Start of Material provided

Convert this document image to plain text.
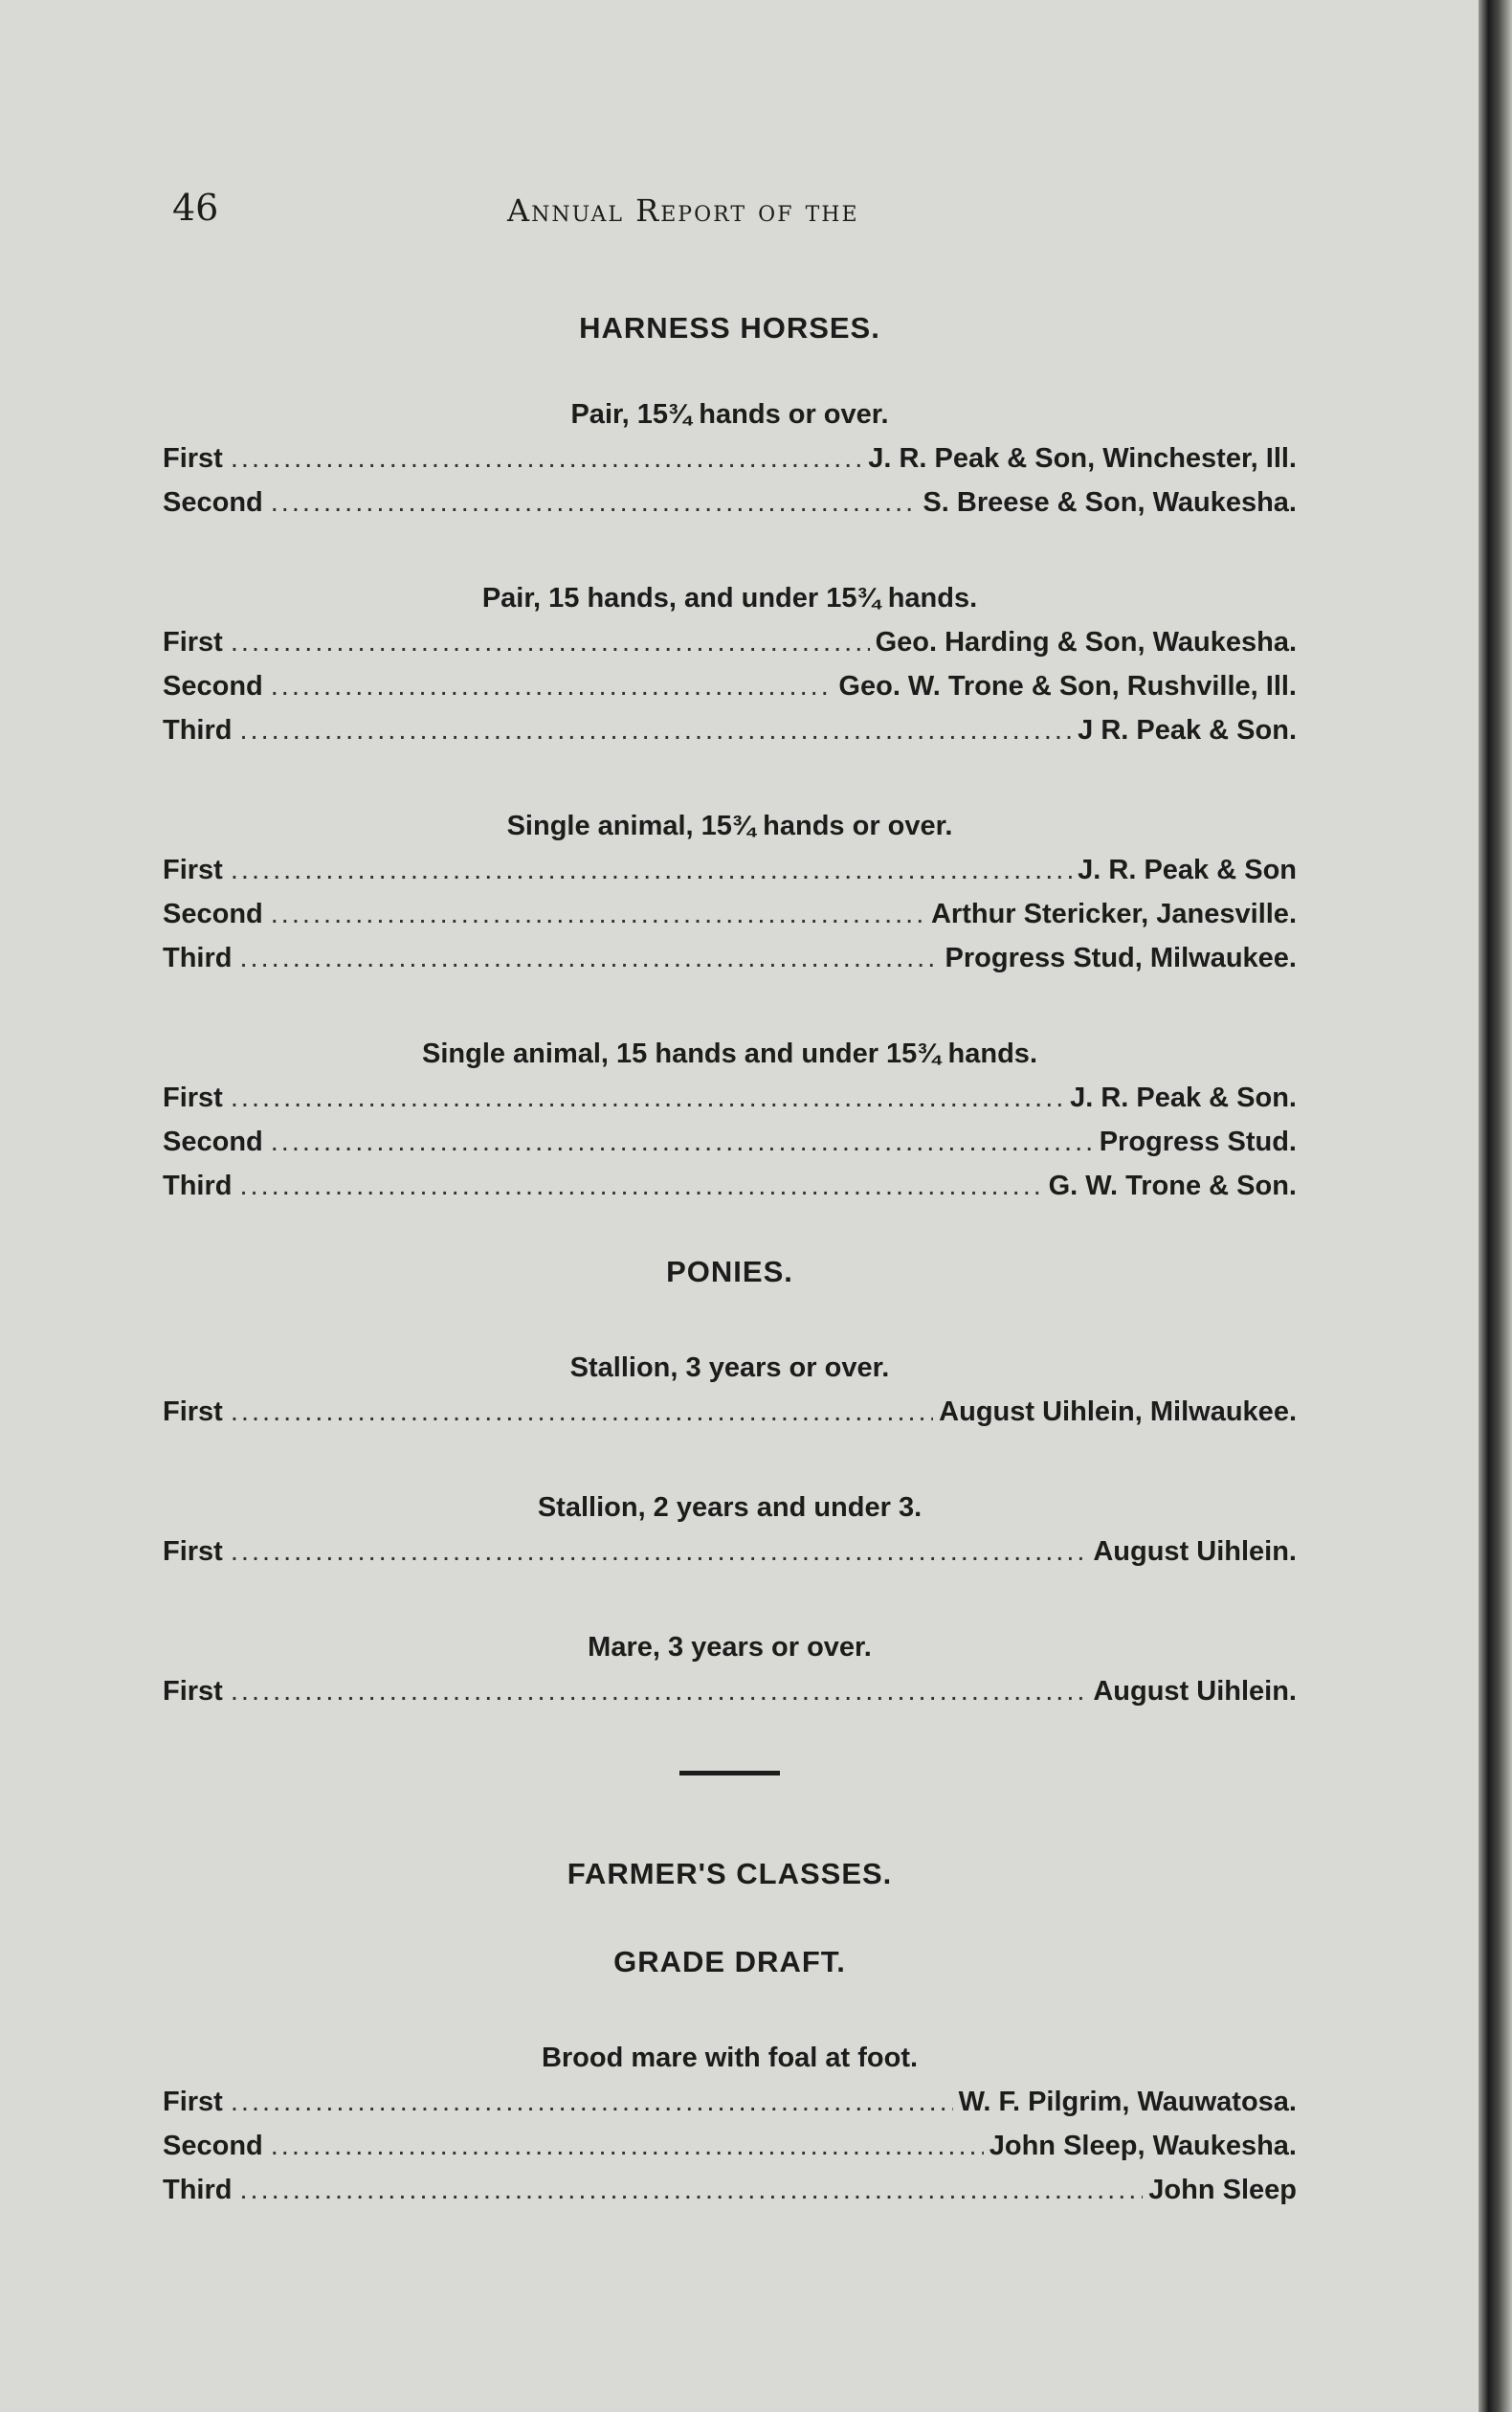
46	Annual Report of the
HARNESS HORSES.
Pair, 15¾ hands or over.
First .....	J. R. Peak & Son, Winchester, Ill.
Second .....	S. Breese & Son, Waukesha.
Pair, 15 hands, and under 15¾ hands.
First .....	Geo. Harding & Son, Waukesha.
Second .....	Geo. W. Trone & Son, Rushville, Ill.
Third .....	J R. Peak & Son.
Single animal, 15¾ hands or over.
First .....	J. R. Peak & Son
Second .....	Arthur Stericker, Janesville.
Third .....	Progress Stud, Milwaukee.
Single animal, 15 hands and under 15¾ hands.
First .....	J. R. Peak & Son.
Second .....	Progress Stud.
Third .....	G. W. Trone & Son.
PONIES.
Stallion, 3 years or over.
First .....	August Uihlein, Milwaukee.
Stallion, 2 years and under 3.
First .....	August Uihlein.
Mare, 3 years or over.
First .....	August Uihlein.
FARMER'S CLASSES.
GRADE DRAFT.
Brood mare with foal at foot.
First .....	W. F. Pilgrim, Wauwatosa.
Second .....	John Sleep, Waukesha.
Third .....	John Sleep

End of Material provided

Written exercise » Each line in the data that holds the string "animal" should be found and copied.

Response to this task »
Single animal, 15¾ hands or over.
Single animal, 15 hands and under 15¾ hands.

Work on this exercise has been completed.